[Collected data]
╭──
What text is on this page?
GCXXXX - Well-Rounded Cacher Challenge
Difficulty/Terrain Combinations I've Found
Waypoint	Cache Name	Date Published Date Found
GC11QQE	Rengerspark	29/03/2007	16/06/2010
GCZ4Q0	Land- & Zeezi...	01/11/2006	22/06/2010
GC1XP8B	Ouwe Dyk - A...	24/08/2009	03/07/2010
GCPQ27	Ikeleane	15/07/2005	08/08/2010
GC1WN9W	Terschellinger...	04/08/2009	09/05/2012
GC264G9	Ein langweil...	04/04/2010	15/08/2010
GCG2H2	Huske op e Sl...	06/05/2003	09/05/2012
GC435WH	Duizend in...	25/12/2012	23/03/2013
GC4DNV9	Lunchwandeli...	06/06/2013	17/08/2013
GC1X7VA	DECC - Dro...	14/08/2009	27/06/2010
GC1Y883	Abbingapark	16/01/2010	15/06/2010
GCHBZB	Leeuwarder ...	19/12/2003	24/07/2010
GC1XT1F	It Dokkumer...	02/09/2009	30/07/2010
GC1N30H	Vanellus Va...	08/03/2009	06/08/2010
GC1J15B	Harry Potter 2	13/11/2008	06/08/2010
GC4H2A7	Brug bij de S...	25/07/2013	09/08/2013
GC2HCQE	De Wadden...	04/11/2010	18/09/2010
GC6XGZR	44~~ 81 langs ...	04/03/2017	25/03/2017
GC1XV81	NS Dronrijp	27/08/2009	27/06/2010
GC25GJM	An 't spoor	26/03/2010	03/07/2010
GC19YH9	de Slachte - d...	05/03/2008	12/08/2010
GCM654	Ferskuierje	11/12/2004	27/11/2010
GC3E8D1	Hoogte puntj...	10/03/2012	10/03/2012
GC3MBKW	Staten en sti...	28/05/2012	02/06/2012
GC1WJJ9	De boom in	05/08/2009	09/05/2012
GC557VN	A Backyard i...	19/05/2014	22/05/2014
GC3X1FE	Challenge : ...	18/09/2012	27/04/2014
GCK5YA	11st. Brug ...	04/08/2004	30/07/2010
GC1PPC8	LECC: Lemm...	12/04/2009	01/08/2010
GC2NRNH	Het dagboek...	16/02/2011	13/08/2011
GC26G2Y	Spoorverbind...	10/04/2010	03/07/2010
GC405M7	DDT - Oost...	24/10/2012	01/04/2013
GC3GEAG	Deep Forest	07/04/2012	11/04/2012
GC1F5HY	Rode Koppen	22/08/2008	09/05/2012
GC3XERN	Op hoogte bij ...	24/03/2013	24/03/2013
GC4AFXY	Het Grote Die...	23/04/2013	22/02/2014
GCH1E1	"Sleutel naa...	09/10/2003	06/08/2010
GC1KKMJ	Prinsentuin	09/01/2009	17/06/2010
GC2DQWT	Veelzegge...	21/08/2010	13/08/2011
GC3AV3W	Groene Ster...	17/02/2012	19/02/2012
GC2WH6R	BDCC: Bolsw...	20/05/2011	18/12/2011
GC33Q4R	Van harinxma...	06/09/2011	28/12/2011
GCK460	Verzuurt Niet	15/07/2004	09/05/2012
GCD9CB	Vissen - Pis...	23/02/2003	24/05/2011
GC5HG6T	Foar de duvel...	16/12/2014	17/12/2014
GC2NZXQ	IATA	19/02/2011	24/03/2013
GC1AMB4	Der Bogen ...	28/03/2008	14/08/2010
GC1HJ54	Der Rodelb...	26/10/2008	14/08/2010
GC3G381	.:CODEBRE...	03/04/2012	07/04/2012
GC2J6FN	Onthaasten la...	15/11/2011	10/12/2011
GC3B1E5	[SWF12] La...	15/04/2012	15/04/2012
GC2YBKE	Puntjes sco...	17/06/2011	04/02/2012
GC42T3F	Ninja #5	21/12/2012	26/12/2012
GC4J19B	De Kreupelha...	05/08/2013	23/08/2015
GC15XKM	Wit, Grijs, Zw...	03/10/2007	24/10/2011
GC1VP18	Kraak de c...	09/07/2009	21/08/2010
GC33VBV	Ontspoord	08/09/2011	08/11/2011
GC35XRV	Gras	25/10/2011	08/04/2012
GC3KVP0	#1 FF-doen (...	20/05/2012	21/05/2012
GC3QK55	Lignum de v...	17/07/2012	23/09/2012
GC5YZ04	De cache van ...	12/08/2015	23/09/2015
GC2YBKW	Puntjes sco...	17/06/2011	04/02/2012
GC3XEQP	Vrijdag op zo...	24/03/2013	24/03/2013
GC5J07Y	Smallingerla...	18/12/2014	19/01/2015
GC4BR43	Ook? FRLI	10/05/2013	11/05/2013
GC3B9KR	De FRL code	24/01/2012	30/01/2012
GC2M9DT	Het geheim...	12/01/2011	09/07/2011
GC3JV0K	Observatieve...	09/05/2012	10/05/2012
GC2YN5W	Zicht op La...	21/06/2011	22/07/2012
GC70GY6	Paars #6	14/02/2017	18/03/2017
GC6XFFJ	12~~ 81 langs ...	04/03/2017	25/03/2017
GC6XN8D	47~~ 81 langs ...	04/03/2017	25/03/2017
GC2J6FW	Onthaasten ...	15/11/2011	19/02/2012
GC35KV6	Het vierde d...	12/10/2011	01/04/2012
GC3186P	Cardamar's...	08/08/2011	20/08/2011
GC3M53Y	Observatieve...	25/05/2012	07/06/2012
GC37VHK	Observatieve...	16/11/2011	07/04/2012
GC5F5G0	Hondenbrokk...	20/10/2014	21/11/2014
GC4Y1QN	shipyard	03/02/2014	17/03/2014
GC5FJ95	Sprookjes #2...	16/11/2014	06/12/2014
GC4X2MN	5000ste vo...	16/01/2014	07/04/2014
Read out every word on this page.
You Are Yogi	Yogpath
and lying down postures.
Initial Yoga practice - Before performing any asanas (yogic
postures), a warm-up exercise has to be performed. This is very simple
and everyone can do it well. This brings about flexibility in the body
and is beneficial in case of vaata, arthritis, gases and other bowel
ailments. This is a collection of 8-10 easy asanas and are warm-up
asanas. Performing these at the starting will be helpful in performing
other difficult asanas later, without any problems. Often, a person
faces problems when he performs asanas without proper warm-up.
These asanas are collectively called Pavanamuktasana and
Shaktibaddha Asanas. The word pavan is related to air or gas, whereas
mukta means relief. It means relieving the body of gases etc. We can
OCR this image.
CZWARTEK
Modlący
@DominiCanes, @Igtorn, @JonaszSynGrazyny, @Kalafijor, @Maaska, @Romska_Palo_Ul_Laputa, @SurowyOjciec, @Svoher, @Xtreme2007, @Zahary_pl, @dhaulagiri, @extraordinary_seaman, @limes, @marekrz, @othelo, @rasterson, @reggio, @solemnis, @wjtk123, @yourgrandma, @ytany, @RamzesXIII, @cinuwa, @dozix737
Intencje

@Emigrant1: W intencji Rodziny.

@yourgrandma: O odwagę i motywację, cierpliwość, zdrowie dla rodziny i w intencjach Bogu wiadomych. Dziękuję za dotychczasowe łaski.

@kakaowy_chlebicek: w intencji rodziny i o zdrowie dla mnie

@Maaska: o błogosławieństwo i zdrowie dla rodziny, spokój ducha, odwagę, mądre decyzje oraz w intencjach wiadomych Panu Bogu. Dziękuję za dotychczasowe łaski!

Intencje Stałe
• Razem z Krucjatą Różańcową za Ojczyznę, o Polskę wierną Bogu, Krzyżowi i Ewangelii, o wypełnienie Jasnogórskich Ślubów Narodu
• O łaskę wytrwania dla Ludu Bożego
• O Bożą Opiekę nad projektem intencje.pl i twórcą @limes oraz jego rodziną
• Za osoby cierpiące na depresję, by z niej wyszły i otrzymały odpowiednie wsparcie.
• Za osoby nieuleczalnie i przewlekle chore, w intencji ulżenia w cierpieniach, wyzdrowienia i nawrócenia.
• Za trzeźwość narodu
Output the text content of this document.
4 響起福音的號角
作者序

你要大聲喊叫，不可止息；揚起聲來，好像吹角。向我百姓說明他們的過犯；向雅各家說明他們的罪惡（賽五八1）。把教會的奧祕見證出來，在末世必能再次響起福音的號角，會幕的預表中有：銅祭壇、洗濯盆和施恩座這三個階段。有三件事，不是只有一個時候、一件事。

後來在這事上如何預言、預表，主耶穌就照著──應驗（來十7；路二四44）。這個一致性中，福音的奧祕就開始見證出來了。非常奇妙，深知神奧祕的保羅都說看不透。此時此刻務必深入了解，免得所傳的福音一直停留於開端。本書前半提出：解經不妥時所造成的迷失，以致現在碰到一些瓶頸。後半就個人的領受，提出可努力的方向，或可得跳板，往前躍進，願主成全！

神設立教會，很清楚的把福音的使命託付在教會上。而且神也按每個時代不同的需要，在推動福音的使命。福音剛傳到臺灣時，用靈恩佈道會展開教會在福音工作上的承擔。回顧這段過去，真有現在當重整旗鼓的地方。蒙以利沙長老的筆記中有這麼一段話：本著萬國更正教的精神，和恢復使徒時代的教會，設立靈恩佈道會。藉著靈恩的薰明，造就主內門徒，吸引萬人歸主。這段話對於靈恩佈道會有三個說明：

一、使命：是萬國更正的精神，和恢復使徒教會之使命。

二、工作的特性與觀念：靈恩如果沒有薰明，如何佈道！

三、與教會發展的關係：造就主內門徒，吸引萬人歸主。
╰──
AIM
Give back exactly the lines beginning at the one with "Output the text content of this document." and ending at the final line of the material; both boundary lines belong in it.

THE OUTPUT
Output the text content of this document.
4 響起福音的號角
作者序

你要大聲喊叫，不可止息；揚起聲來，好像吹角。向我百姓說明他們的過犯；向雅各家說明他們的罪惡（賽五八1）。把教會的奧祕見證出來，在末世必能再次響起福音的號角，會幕的預表中有：銅祭壇、洗濯盆和施恩座這三個階段。有三件事，不是只有一個時候、一件事。

後來在這事上如何預言、預表，主耶穌就照著──應驗（來十7；路二四44）。這個一致性中，福音的奧祕就開始見證出來了。非常奇妙，深知神奧祕的保羅都說看不透。此時此刻務必深入了解，免得所傳的福音一直停留於開端。本書前半提出：解經不妥時所造成的迷失，以致現在碰到一些瓶頸。後半就個人的領受，提出可努力的方向，或可得跳板，往前躍進，願主成全！

神設立教會，很清楚的把福音的使命託付在教會上。而且神也按每個時代不同的需要，在推動福音的使命。福音剛傳到臺灣時，用靈恩佈道會展開教會在福音工作上的承擔。回顧這段過去，真有現在當重整旗鼓的地方。蒙以利沙長老的筆記中有這麼一段話：本著萬國更正教的精神，和恢復使徒時代的教會，設立靈恩佈道會。藉著靈恩的薰明，造就主內門徒，吸引萬人歸主。這段話對於靈恩佈道會有三個說明：

一、使命：是萬國更正的精神，和恢復使徒教會之使命。

二、工作的特性與觀念：靈恩如果沒有薰明，如何佈道！

三、與教會發展的關係：造就主內門徒，吸引萬人歸主。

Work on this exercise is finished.